[Stored records]
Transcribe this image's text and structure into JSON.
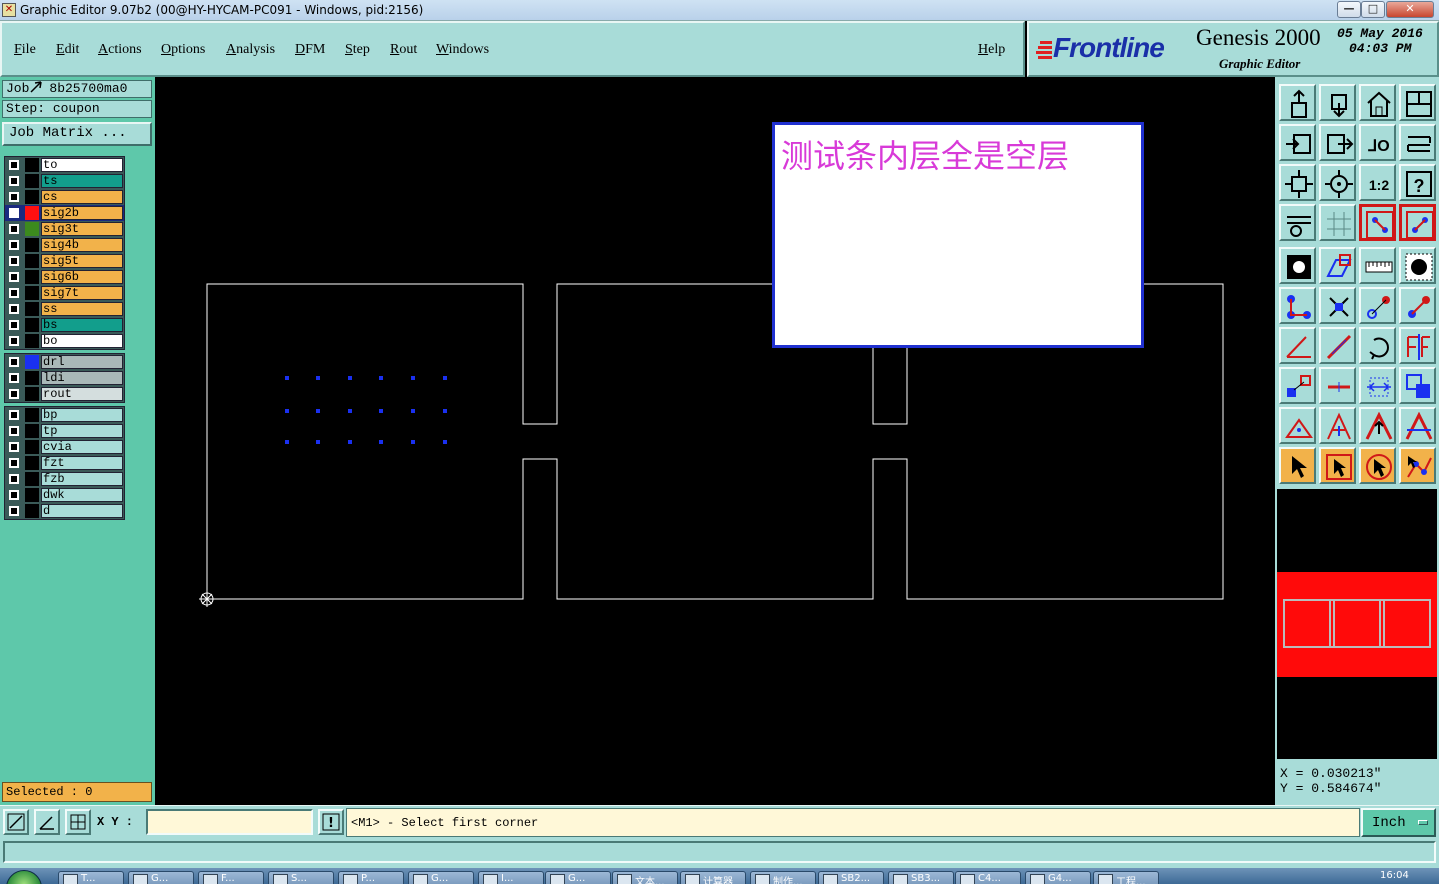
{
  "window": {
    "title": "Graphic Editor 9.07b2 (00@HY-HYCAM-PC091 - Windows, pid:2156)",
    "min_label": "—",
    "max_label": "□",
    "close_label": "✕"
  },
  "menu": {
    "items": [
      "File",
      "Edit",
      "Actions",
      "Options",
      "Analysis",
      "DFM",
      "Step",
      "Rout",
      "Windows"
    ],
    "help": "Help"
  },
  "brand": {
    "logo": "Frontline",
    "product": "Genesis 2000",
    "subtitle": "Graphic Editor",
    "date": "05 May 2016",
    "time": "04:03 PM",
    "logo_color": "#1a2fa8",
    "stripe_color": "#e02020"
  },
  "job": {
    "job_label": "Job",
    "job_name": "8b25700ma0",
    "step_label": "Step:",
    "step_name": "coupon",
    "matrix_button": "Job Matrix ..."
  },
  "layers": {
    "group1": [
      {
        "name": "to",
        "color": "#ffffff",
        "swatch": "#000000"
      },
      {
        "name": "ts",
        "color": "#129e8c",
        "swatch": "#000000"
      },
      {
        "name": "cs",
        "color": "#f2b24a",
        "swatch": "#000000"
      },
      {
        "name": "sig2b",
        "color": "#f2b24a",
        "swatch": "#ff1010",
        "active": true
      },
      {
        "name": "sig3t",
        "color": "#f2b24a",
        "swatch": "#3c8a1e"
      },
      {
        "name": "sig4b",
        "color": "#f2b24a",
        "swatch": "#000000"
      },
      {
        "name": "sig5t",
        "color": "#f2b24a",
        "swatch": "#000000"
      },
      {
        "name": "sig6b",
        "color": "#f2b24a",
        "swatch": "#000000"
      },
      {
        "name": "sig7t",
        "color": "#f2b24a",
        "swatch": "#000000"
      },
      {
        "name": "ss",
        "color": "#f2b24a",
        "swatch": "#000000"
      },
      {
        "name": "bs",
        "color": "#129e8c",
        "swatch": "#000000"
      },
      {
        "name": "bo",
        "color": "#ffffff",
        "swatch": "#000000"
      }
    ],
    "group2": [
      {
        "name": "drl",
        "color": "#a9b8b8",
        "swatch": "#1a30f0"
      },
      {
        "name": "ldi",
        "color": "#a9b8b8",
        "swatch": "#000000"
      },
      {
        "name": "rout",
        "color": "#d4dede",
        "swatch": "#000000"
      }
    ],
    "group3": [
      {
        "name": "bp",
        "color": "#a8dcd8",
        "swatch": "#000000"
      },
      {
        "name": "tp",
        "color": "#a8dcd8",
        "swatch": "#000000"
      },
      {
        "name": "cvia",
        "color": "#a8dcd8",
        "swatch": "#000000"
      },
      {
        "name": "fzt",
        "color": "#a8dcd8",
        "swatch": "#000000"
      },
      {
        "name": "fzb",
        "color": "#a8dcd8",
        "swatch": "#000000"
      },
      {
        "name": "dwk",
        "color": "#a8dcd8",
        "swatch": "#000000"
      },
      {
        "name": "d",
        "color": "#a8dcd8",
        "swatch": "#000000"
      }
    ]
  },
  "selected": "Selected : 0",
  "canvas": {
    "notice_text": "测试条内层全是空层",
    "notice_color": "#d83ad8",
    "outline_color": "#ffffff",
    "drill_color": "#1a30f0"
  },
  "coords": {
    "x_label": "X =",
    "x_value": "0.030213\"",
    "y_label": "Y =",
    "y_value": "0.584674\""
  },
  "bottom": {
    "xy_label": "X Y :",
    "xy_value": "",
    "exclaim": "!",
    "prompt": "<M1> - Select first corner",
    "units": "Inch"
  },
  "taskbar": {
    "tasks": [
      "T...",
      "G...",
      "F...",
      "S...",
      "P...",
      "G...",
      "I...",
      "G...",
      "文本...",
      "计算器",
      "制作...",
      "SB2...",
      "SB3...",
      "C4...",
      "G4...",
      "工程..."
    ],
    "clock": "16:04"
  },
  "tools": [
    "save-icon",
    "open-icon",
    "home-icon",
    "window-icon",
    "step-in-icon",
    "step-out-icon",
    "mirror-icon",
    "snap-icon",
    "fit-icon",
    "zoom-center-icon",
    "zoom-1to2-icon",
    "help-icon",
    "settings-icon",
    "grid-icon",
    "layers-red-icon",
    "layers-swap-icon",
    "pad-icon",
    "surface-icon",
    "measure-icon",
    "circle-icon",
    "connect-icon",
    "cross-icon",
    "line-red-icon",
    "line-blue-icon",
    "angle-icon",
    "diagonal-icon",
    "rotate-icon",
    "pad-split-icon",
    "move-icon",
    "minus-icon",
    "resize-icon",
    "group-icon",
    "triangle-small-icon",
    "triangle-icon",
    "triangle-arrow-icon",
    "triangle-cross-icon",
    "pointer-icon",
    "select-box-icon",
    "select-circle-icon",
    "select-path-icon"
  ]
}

**Task directions**
Copy every record exactly, leaving the pictures out.

**Worked solution**
Transcribe this image's text and structure into JSON.
{
  "window": {
    "title": "Graphic Editor 9.07b2 (00@HY-HYCAM-PC091 - Windows, pid:2156)",
    "min_label": "—",
    "max_label": "□",
    "close_label": "✕"
  },
  "menu": {
    "items": [
      "File",
      "Edit",
      "Actions",
      "Options",
      "Analysis",
      "DFM",
      "Step",
      "Rout",
      "Windows"
    ],
    "help": "Help"
  },
  "brand": {
    "logo": "Frontline",
    "product": "Genesis 2000",
    "subtitle": "Graphic Editor",
    "date": "05 May 2016",
    "time": "04:03 PM",
    "logo_color": "#1a2fa8",
    "stripe_color": "#e02020"
  },
  "job": {
    "job_label": "Job",
    "job_name": "8b25700ma0",
    "step_label": "Step:",
    "step_name": "coupon",
    "matrix_button": "Job Matrix ..."
  },
  "layers": {
    "group1": [
      {
        "name": "to",
        "color": "#ffffff",
        "swatch": "#000000"
      },
      {
        "name": "ts",
        "color": "#129e8c",
        "swatch": "#000000"
      },
      {
        "name": "cs",
        "color": "#f2b24a",
        "swatch": "#000000"
      },
      {
        "name": "sig2b",
        "color": "#f2b24a",
        "swatch": "#ff1010",
        "active": true
      },
      {
        "name": "sig3t",
        "color": "#f2b24a",
        "swatch": "#3c8a1e"
      },
      {
        "name": "sig4b",
        "color": "#f2b24a",
        "swatch": "#000000"
      },
      {
        "name": "sig5t",
        "color": "#f2b24a",
        "swatch": "#000000"
      },
      {
        "name": "sig6b",
        "color": "#f2b24a",
        "swatch": "#000000"
      },
      {
        "name": "sig7t",
        "color": "#f2b24a",
        "swatch": "#000000"
      },
      {
        "name": "ss",
        "color": "#f2b24a",
        "swatch": "#000000"
      },
      {
        "name": "bs",
        "color": "#129e8c",
        "swatch": "#000000"
      },
      {
        "name": "bo",
        "color": "#ffffff",
        "swatch": "#000000"
      }
    ],
    "group2": [
      {
        "name": "drl",
        "color": "#a9b8b8",
        "swatch": "#1a30f0"
      },
      {
        "name": "ldi",
        "color": "#a9b8b8",
        "swatch": "#000000"
      },
      {
        "name": "rout",
        "color": "#d4dede",
        "swatch": "#000000"
      }
    ],
    "group3": [
      {
        "name": "bp",
        "color": "#a8dcd8",
        "swatch": "#000000"
      },
      {
        "name": "tp",
        "color": "#a8dcd8",
        "swatch": "#000000"
      },
      {
        "name": "cvia",
        "color": "#a8dcd8",
        "swatch": "#000000"
      },
      {
        "name": "fzt",
        "color": "#a8dcd8",
        "swatch": "#000000"
      },
      {
        "name": "fzb",
        "color": "#a8dcd8",
        "swatch": "#000000"
      },
      {
        "name": "dwk",
        "color": "#a8dcd8",
        "swatch": "#000000"
      },
      {
        "name": "d",
        "color": "#a8dcd8",
        "swatch": "#000000"
      }
    ]
  },
  "selected": "Selected : 0",
  "canvas": {
    "notice_text": "测试条内层全是空层",
    "notice_color": "#d83ad8",
    "outline_color": "#ffffff",
    "drill_color": "#1a30f0"
  },
  "coords": {
    "x_label": "X =",
    "x_value": "0.030213\"",
    "y_label": "Y =",
    "y_value": "0.584674\""
  },
  "bottom": {
    "xy_label": "X Y :",
    "xy_value": "",
    "exclaim": "!",
    "prompt": "<M1> - Select first corner",
    "units": "Inch"
  },
  "taskbar": {
    "tasks": [
      "T...",
      "G...",
      "F...",
      "S...",
      "P...",
      "G...",
      "I...",
      "G...",
      "文本...",
      "计算器",
      "制作...",
      "SB2...",
      "SB3...",
      "C4...",
      "G4...",
      "工程..."
    ],
    "clock": "16:04"
  },
  "tools": [
    "save-icon",
    "open-icon",
    "home-icon",
    "window-icon",
    "step-in-icon",
    "step-out-icon",
    "mirror-icon",
    "snap-icon",
    "fit-icon",
    "zoom-center-icon",
    "zoom-1to2-icon",
    "help-icon",
    "settings-icon",
    "grid-icon",
    "layers-red-icon",
    "layers-swap-icon",
    "pad-icon",
    "surface-icon",
    "measure-icon",
    "circle-icon",
    "connect-icon",
    "cross-icon",
    "line-red-icon",
    "line-blue-icon",
    "angle-icon",
    "diagonal-icon",
    "rotate-icon",
    "pad-split-icon",
    "move-icon",
    "minus-icon",
    "resize-icon",
    "group-icon",
    "triangle-small-icon",
    "triangle-icon",
    "triangle-arrow-icon",
    "triangle-cross-icon",
    "pointer-icon",
    "select-box-icon",
    "select-circle-icon",
    "select-path-icon"
  ]
}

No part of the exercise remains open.